What you have to do:
Select every line below containing the word "June".

--

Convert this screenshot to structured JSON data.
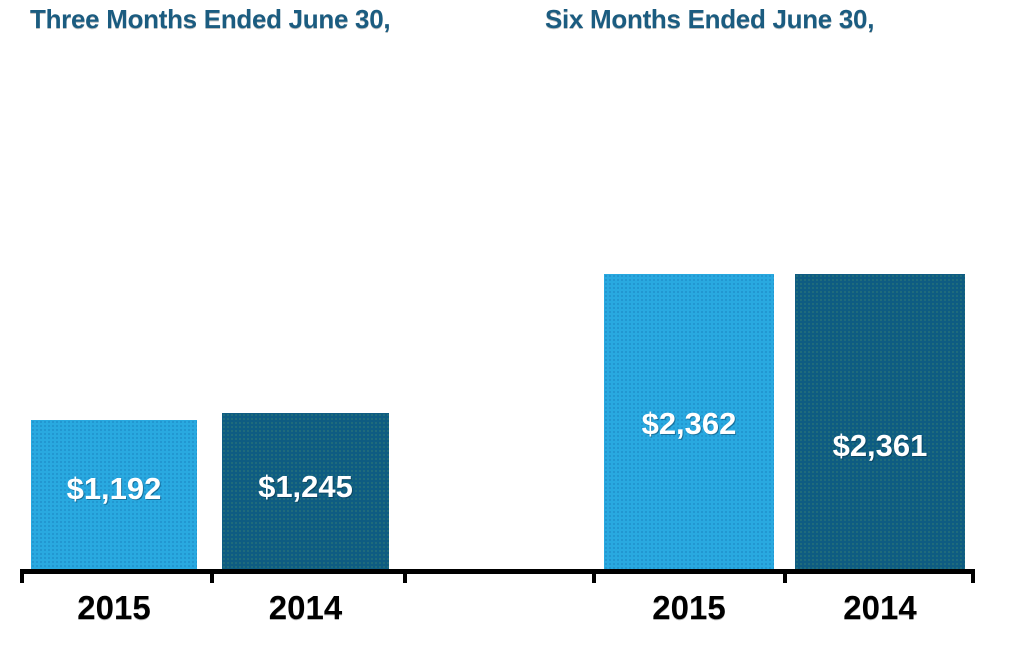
{
  "chart_data": {
    "type": "bar",
    "groups": [
      {
        "title": "Three Months Ended June 30,",
        "categories": [
          "2015",
          "2014"
        ],
        "bars": [
          {
            "label": "2015",
            "value": 1192,
            "display": "$1,192",
            "color_key": "light_blue"
          },
          {
            "label": "2014",
            "value": 1245,
            "display": "$1,245",
            "color_key": "dark_blue"
          }
        ]
      },
      {
        "title": "Six Months Ended June 30,",
        "categories": [
          "2015",
          "2014"
        ],
        "bars": [
          {
            "label": "2015",
            "value": 2362,
            "display": "$2,362",
            "color_key": "light_blue"
          },
          {
            "label": "2014",
            "value": 2361,
            "display": "$2,361",
            "color_key": "dark_blue"
          }
        ]
      }
    ],
    "colors": {
      "light_blue": "#29A9E0",
      "dark_blue": "#0E5C82",
      "title_text": "#1B5C80",
      "axis": "#000000",
      "value_label_text": "#FFFFFF",
      "category_label_text": "#000000",
      "background": "#FFFFFF"
    },
    "value_prefix": "$",
    "ylim": [
      0,
      2550
    ],
    "grid": false,
    "legend": "none",
    "xlabel": "",
    "ylabel": ""
  }
}
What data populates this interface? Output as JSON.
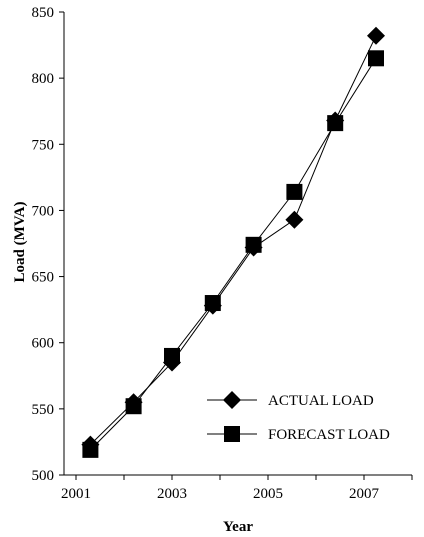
{
  "chart_data": {
    "type": "line",
    "title": "",
    "xlabel": "Year",
    "ylabel": "Load (MVA)",
    "xlim": [
      2001,
      2008
    ],
    "ylim": [
      500,
      850
    ],
    "x_ticks": [
      2001,
      2002,
      2003,
      2004,
      2005,
      2006,
      2007,
      2008
    ],
    "x_tick_labels": [
      "2001",
      "",
      "2003",
      "",
      "2005",
      "",
      "2007",
      ""
    ],
    "y_ticks": [
      500,
      550,
      600,
      650,
      700,
      750,
      800,
      850
    ],
    "y_tick_labels": [
      "500",
      "550",
      "600",
      "650",
      "700",
      "750",
      "800",
      "850"
    ],
    "grid": false,
    "legend_position": "lower-right",
    "series": [
      {
        "name": "ACTUAL LOAD",
        "marker": "diamond",
        "color": "#000000",
        "x": [
          2001.3,
          2002.2,
          2003.0,
          2003.85,
          2004.7,
          2005.55,
          2006.4,
          2007.25
        ],
        "y": [
          523,
          555,
          585,
          628,
          672,
          693,
          768,
          832
        ]
      },
      {
        "name": "FORECAST LOAD",
        "marker": "square",
        "color": "#000000",
        "x": [
          2001.3,
          2002.2,
          2003.0,
          2003.85,
          2004.7,
          2005.55,
          2006.4,
          2007.25
        ],
        "y": [
          519,
          552,
          590,
          630,
          674,
          714,
          766,
          815
        ]
      }
    ]
  }
}
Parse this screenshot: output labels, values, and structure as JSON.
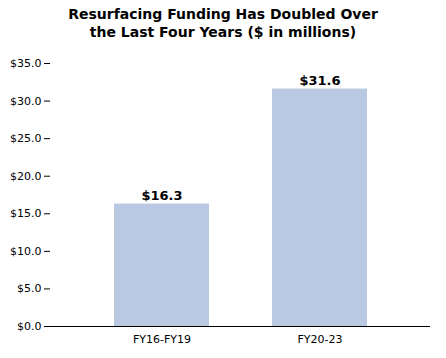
{
  "chart_data": {
    "type": "bar",
    "title": "Resurfacing Funding Has Doubled Over\nthe Last Four Years ($ in millions)",
    "categories": [
      "FY16-FY19",
      "FY20-23"
    ],
    "values": [
      16.3,
      31.6
    ],
    "value_labels": [
      "$16.3",
      "$31.6"
    ],
    "data_labels": true,
    "color": "#b8c9e1",
    "ylim": [
      0,
      35
    ],
    "yticks": [
      {
        "value": 0,
        "label": "$0.0"
      },
      {
        "value": 5,
        "label": "$5.0"
      },
      {
        "value": 10,
        "label": "$10.0"
      },
      {
        "value": 15,
        "label": "$15.0"
      },
      {
        "value": 20,
        "label": "$20.0"
      },
      {
        "value": 25,
        "label": "$25.0"
      },
      {
        "value": 30,
        "label": "$30.0"
      },
      {
        "value": 35,
        "label": "$35.0"
      }
    ],
    "grid": false
  }
}
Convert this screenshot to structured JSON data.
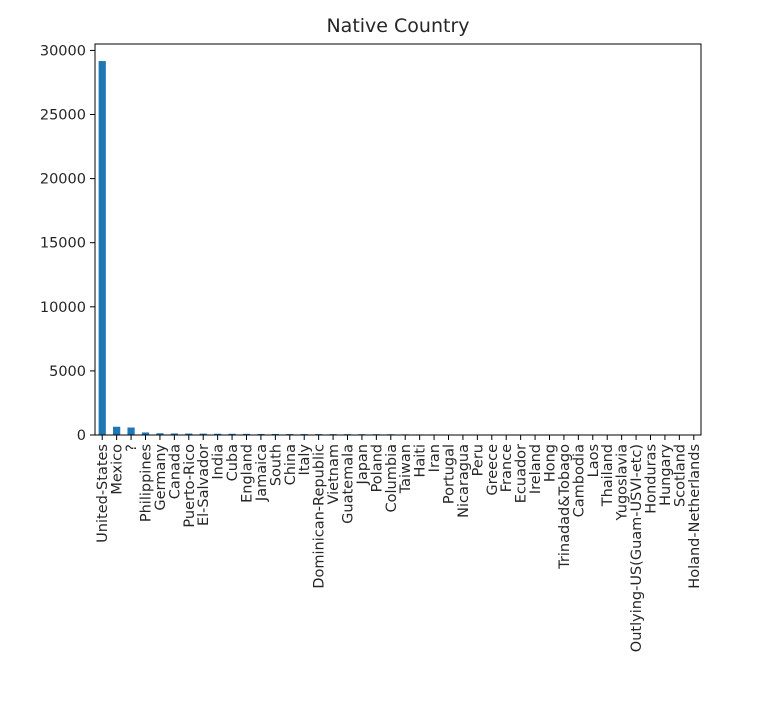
{
  "chart_data": {
    "type": "bar",
    "title": "Native Country",
    "xlabel": "",
    "ylabel": "",
    "ylim": [
      0,
      30500
    ],
    "yticks": [
      0,
      5000,
      10000,
      15000,
      20000,
      25000,
      30000
    ],
    "ytick_labels": [
      "0",
      "5000",
      "10000",
      "15000",
      "20000",
      "25000",
      "30000"
    ],
    "grid": false,
    "legend": "none",
    "bar_color": "#1f77b4",
    "categories": [
      "United-States",
      "Mexico",
      "?",
      "Philippines",
      "Germany",
      "Canada",
      "Puerto-Rico",
      "El-Salvador",
      "India",
      "Cuba",
      "England",
      "Jamaica",
      "South",
      "China",
      "Italy",
      "Dominican-Republic",
      "Vietnam",
      "Guatemala",
      "Japan",
      "Poland",
      "Columbia",
      "Taiwan",
      "Haiti",
      "Iran",
      "Portugal",
      "Nicaragua",
      "Peru",
      "Greece",
      "France",
      "Ecuador",
      "Ireland",
      "Hong",
      "Trinadad&Tobago",
      "Cambodia",
      "Laos",
      "Thailand",
      "Yugoslavia",
      "Outlying-US(Guam-USVI-etc)",
      "Honduras",
      "Hungary",
      "Scotland",
      "Holand-Netherlands"
    ],
    "values": [
      29170,
      643,
      583,
      198,
      137,
      121,
      114,
      106,
      100,
      95,
      90,
      81,
      80,
      75,
      73,
      70,
      67,
      64,
      62,
      60,
      59,
      51,
      44,
      43,
      37,
      34,
      31,
      29,
      29,
      28,
      24,
      20,
      19,
      19,
      18,
      18,
      16,
      14,
      13,
      13,
      12,
      1
    ]
  }
}
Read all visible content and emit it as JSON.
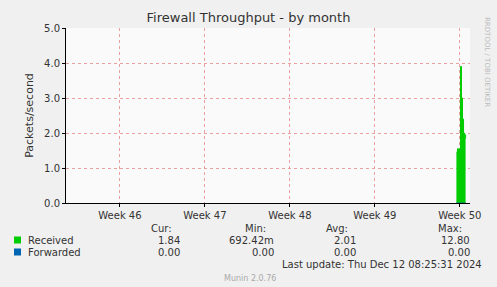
{
  "chart_data": {
    "type": "area",
    "title": "Firewall Throughput - by month",
    "y_label": "Packets/second",
    "xlim": [
      45.365,
      50.12
    ],
    "xticks": [
      {
        "value": 46,
        "label": "Week 46"
      },
      {
        "value": 47,
        "label": "Week 47"
      },
      {
        "value": 48,
        "label": "Week 48"
      },
      {
        "value": 49,
        "label": "Week 49"
      },
      {
        "value": 50,
        "label": "Week 50"
      }
    ],
    "ylim": [
      0,
      5
    ],
    "yticks": [
      {
        "value": 0,
        "label": "0.0"
      },
      {
        "value": 1,
        "label": "1.0"
      },
      {
        "value": 2,
        "label": "2.0"
      },
      {
        "value": 3,
        "label": "3.0"
      },
      {
        "value": 4,
        "label": "4.0"
      },
      {
        "value": 5,
        "label": "5.0"
      }
    ],
    "grid": true,
    "x": [
      49.96,
      49.972,
      49.984,
      49.996,
      50.008,
      50.02,
      50.032,
      50.044,
      50.056,
      50.068
    ],
    "stat_headers": [
      "Cur:",
      "Min:",
      "Avg:",
      "Max:"
    ],
    "series": [
      {
        "name": "Received",
        "color": "#00cc00",
        "type": "area",
        "values": [
          1.45,
          1.55,
          1.5,
          1.55,
          3.9,
          3.0,
          2.4,
          2.0,
          1.95,
          1.84
        ],
        "cur": {
          "value": 1.84,
          "label": "1.84"
        },
        "min": {
          "value": 0.69242,
          "label": "692.42m"
        },
        "avg": {
          "value": 2.01,
          "label": "2.01"
        },
        "max": {
          "value": 12.8,
          "label": "12.80"
        }
      },
      {
        "name": "Forwarded",
        "color": "#0066b3",
        "type": "line",
        "values": [
          0,
          0,
          0,
          0,
          0,
          0,
          0,
          0,
          0,
          0
        ],
        "cur": {
          "value": 0,
          "label": "0.00"
        },
        "min": {
          "value": 0,
          "label": "0.00"
        },
        "avg": {
          "value": 0,
          "label": "0.00"
        },
        "max": {
          "value": 0,
          "label": "0.00"
        }
      }
    ],
    "footer": "Last update: Thu Dec 12 08:25:31 2024",
    "credit": "Munin 2.0.76",
    "watermark": "RRDTOOL / TOBI OETIKER"
  }
}
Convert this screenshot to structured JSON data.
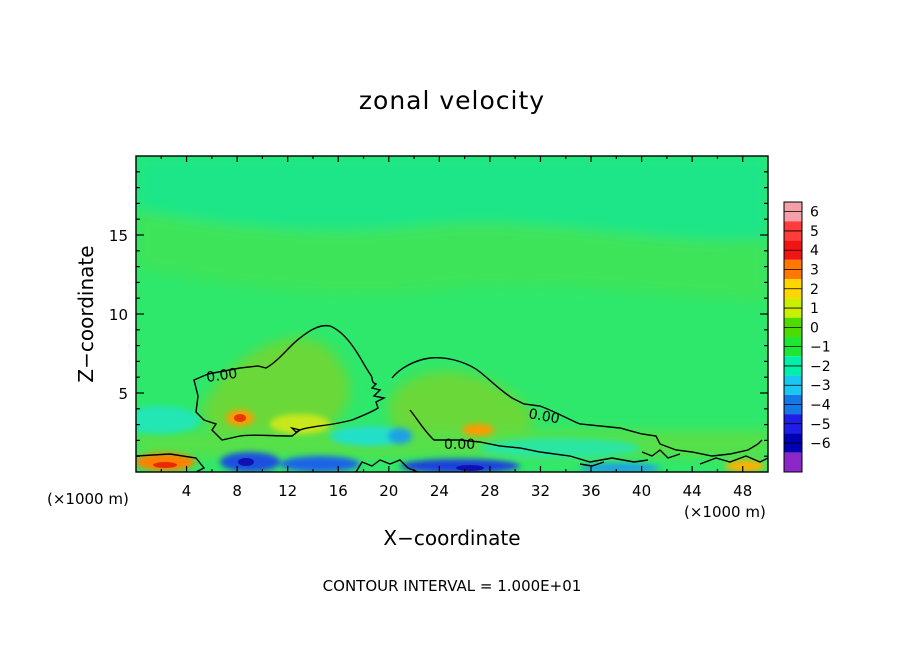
{
  "chart_data": {
    "type": "heatmap",
    "title": "zonal velocity",
    "xlabel": "X−coordinate",
    "ylabel": "Z−coordinate",
    "x_unit": "(×1000 m)",
    "xlim": [
      0,
      50
    ],
    "ylim": [
      0,
      20
    ],
    "x_ticks": [
      4,
      8,
      12,
      16,
      20,
      24,
      28,
      32,
      36,
      40,
      44,
      48
    ],
    "y_ticks": [
      5,
      10,
      15
    ],
    "colorbar": {
      "levels": [
        6,
        5,
        4,
        3,
        2,
        1,
        0,
        -1,
        -2,
        -3,
        -4,
        -5,
        -6
      ],
      "labels": [
        "6",
        "5",
        "4",
        "3",
        "2",
        "1",
        "0",
        "−1",
        "−2",
        "−3",
        "−4",
        "−5",
        "−6"
      ],
      "colors": [
        "#f4a0a8",
        "#ff3c3c",
        "#f01414",
        "#ff7800",
        "#ffd700",
        "#c8f000",
        "#4cdc00",
        "#1ee632",
        "#00f0aa",
        "#18c8f0",
        "#1478e6",
        "#1e1ee6",
        "#0000b4",
        "#8c28c8"
      ]
    },
    "contour_labels": [
      "0.00",
      "0.00",
      "0.00"
    ],
    "footer": "CONTOUR INTERVAL = 1.000E+01"
  }
}
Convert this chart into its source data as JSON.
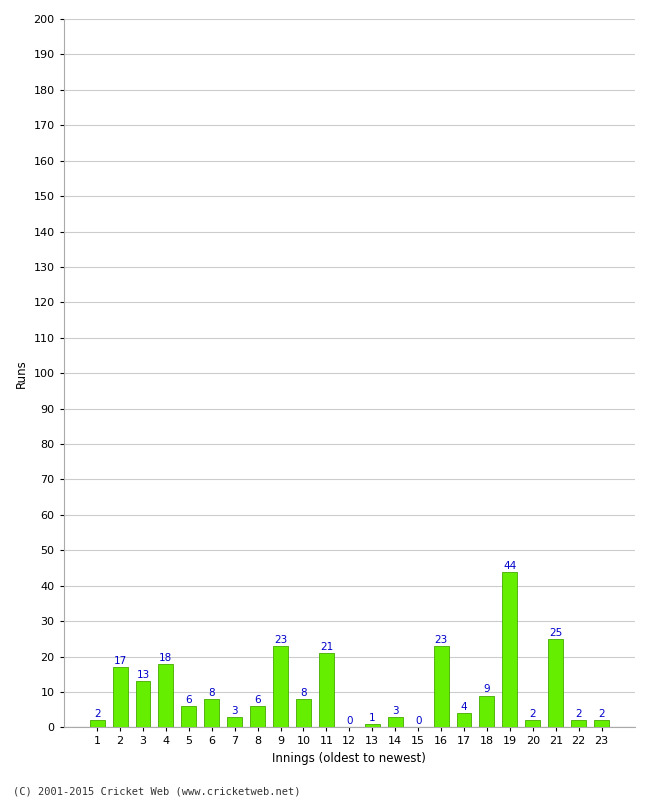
{
  "xlabel": "Innings (oldest to newest)",
  "ylabel": "Runs",
  "values": [
    2,
    17,
    13,
    18,
    6,
    8,
    3,
    6,
    23,
    8,
    21,
    0,
    1,
    3,
    0,
    23,
    4,
    9,
    44,
    2,
    25,
    2,
    2
  ],
  "x_labels": [
    "1",
    "2",
    "3",
    "4",
    "5",
    "6",
    "7",
    "8",
    "9",
    "10",
    "11",
    "12",
    "13",
    "14",
    "15",
    "16",
    "17",
    "18",
    "19",
    "20",
    "21",
    "22",
    "23"
  ],
  "bar_color": "#66ee00",
  "bar_edge_color": "#44aa00",
  "label_color": "#0000cc",
  "background_color": "#ffffff",
  "plot_bg_color": "#ffffff",
  "ylim": [
    0,
    200
  ],
  "yticks": [
    0,
    10,
    20,
    30,
    40,
    50,
    60,
    70,
    80,
    90,
    100,
    110,
    120,
    130,
    140,
    150,
    160,
    170,
    180,
    190,
    200
  ],
  "grid_color": "#cccccc",
  "footer_text": "(C) 2001-2015 Cricket Web (www.cricketweb.net)",
  "label_fontsize": 7.5,
  "axis_label_fontsize": 8.5,
  "tick_fontsize": 8,
  "footer_fontsize": 7.5,
  "bar_width": 0.65
}
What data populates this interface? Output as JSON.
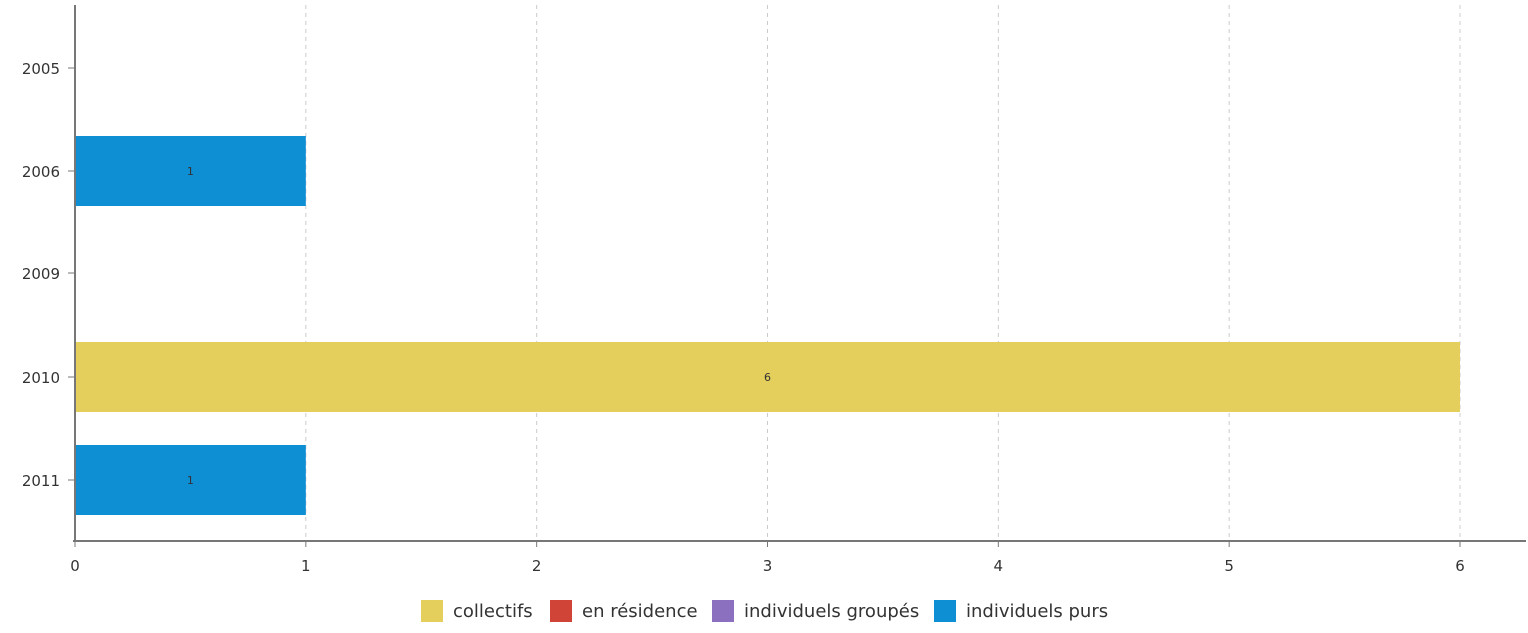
{
  "chart_data": {
    "type": "bar",
    "orientation": "horizontal",
    "stacked": true,
    "categories": [
      "2005",
      "2006",
      "2009",
      "2010",
      "2011"
    ],
    "series": [
      {
        "name": "collectifs",
        "color": "#E4CF5C",
        "values": [
          0,
          0,
          0,
          6,
          0
        ]
      },
      {
        "name": "en résidence",
        "color": "#D04437",
        "values": [
          0,
          0,
          0,
          0,
          0
        ]
      },
      {
        "name": "individuels groupés",
        "color": "#8A70BE",
        "values": [
          0,
          0,
          0,
          0,
          0
        ]
      },
      {
        "name": "individuels purs",
        "color": "#0F8FD3",
        "values": [
          0,
          1,
          0,
          0,
          1
        ]
      }
    ],
    "data_labels": [
      {
        "category": "2006",
        "text": "1"
      },
      {
        "category": "2010",
        "text": "6"
      },
      {
        "category": "2011",
        "text": "1"
      }
    ],
    "x_ticks": [
      "0",
      "1",
      "2",
      "3",
      "4",
      "5",
      "6"
    ],
    "xlim": [
      0,
      6
    ],
    "grid": "vertical dashed",
    "legend_position": "bottom-center",
    "title": "",
    "xlabel": "",
    "ylabel": ""
  }
}
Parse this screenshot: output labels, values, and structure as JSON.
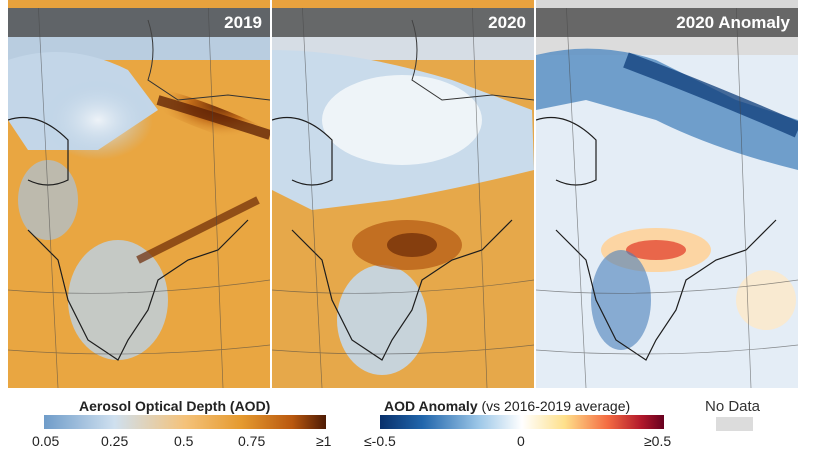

--

Answer for the task:
        "title": "Three Months Ended June 30,",
        "title": "Six Months Ended June 30,",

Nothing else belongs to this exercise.